» What is needed:
In the listing below, count each line containing "Grain" and answer with the count only.

•••••

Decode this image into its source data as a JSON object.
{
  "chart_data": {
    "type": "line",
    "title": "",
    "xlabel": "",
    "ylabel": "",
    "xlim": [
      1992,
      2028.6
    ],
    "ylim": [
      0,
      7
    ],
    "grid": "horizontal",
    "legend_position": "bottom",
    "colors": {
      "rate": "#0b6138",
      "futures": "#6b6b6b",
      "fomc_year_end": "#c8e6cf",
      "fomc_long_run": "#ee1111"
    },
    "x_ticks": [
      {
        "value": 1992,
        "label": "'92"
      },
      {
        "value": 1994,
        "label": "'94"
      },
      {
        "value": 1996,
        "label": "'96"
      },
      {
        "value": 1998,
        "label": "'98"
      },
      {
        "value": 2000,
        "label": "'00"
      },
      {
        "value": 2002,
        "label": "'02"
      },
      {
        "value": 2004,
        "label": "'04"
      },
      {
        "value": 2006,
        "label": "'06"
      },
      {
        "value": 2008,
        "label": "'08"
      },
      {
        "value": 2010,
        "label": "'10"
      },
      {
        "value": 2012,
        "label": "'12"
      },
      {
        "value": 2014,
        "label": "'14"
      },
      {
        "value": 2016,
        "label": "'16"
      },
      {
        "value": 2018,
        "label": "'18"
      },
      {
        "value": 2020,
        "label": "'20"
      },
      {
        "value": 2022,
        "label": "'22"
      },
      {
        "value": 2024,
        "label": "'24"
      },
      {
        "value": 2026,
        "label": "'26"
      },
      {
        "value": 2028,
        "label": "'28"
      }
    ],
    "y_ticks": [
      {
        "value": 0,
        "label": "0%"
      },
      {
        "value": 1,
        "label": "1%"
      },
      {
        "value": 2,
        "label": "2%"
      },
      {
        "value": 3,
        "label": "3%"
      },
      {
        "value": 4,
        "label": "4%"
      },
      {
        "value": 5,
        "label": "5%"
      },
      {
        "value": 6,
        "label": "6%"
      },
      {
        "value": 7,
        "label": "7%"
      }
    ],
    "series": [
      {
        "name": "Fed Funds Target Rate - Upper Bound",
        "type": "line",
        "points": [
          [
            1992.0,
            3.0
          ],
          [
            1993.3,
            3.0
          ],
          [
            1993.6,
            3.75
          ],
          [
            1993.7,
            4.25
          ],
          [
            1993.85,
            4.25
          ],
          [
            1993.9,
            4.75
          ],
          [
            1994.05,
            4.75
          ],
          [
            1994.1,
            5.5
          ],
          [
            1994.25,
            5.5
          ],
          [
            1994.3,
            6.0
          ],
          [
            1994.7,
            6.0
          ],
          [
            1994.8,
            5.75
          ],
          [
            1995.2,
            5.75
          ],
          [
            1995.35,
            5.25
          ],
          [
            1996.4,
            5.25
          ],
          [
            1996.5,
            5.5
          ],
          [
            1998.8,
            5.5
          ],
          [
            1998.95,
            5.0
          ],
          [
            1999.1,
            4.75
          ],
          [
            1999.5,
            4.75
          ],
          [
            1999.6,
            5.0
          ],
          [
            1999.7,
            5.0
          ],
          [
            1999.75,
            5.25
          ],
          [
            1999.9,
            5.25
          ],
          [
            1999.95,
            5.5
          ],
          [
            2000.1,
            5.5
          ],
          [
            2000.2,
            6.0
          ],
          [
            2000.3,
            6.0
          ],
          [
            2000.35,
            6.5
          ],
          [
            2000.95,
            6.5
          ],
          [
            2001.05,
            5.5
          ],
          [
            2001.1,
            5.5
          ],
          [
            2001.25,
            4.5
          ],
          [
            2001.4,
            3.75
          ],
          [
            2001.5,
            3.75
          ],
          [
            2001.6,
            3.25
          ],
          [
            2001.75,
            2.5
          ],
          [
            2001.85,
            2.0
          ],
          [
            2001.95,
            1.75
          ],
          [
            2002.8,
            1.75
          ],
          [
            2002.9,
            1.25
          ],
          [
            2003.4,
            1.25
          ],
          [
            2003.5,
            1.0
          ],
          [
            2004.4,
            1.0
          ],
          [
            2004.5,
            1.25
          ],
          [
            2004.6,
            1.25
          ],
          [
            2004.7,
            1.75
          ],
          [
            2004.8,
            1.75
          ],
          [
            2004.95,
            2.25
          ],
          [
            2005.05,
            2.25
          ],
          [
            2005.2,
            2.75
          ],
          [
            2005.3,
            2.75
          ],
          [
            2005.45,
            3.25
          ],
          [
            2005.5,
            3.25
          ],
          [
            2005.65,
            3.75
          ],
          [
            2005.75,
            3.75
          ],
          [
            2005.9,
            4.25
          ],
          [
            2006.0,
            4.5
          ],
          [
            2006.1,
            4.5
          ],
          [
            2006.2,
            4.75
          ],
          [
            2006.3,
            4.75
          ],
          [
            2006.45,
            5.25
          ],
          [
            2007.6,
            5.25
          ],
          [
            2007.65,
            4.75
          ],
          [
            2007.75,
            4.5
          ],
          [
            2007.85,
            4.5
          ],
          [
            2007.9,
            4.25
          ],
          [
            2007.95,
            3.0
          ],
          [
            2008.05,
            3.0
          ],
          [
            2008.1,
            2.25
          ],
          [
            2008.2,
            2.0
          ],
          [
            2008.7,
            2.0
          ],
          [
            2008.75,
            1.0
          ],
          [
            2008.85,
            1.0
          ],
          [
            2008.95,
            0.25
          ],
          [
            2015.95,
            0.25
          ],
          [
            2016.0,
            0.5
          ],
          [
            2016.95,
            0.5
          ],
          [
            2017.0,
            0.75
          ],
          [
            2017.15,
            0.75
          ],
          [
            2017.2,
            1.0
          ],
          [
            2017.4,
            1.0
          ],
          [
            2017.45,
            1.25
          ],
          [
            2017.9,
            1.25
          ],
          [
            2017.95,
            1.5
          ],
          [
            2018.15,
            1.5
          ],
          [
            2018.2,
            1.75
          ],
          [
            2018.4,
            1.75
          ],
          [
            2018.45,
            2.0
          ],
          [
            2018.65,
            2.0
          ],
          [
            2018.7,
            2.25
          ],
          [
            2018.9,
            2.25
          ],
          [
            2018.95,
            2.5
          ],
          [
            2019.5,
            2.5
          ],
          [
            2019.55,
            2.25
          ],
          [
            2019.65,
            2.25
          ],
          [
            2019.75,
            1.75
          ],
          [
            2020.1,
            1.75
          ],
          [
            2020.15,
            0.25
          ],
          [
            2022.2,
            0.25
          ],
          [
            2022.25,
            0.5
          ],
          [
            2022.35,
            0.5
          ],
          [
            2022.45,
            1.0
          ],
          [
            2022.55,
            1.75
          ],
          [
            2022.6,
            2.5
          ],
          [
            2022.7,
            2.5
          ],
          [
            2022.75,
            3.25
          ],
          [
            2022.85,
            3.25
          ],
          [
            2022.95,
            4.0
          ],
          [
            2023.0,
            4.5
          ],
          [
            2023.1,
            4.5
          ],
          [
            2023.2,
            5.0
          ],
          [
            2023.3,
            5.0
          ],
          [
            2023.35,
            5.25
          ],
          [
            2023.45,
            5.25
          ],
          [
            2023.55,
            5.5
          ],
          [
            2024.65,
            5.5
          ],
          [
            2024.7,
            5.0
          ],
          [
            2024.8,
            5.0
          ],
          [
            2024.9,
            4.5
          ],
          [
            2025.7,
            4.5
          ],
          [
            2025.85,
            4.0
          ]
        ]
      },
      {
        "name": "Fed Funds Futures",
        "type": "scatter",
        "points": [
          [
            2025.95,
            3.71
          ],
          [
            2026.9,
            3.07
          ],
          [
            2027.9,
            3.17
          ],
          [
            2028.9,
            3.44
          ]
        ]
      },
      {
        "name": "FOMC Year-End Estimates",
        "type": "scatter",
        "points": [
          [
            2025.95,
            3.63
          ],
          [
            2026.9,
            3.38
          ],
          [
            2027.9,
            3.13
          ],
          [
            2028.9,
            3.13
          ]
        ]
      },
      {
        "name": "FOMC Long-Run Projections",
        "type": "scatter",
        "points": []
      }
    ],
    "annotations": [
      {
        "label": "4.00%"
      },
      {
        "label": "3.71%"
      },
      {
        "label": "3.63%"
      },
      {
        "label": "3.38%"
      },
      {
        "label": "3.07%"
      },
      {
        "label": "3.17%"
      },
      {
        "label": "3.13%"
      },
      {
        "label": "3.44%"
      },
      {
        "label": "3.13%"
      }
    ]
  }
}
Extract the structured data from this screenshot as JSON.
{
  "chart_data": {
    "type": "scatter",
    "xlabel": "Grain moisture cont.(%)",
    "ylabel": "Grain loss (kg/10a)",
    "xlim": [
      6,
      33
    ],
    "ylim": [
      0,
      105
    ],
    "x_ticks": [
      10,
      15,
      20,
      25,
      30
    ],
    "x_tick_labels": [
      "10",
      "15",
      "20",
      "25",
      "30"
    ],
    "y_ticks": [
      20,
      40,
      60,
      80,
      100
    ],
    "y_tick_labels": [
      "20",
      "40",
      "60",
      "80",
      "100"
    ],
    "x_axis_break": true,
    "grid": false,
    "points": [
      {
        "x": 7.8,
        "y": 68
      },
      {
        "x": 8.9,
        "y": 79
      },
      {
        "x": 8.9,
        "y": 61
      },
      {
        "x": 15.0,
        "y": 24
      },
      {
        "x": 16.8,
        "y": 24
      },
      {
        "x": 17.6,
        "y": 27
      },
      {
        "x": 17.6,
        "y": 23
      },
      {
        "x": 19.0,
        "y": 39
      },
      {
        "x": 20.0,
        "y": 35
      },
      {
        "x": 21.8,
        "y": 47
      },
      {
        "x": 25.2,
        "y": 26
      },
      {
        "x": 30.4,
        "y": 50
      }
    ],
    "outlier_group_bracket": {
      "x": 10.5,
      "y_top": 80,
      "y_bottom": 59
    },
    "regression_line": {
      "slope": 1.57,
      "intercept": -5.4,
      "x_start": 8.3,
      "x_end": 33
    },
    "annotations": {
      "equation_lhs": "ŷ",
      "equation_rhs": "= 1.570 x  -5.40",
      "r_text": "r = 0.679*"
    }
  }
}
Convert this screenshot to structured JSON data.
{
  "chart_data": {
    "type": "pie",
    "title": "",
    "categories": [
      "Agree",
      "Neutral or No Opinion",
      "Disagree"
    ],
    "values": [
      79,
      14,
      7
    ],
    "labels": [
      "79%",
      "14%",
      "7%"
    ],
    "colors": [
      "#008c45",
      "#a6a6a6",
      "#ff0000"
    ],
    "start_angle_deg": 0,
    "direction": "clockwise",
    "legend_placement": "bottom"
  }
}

•••••

» Solution to the problem:
2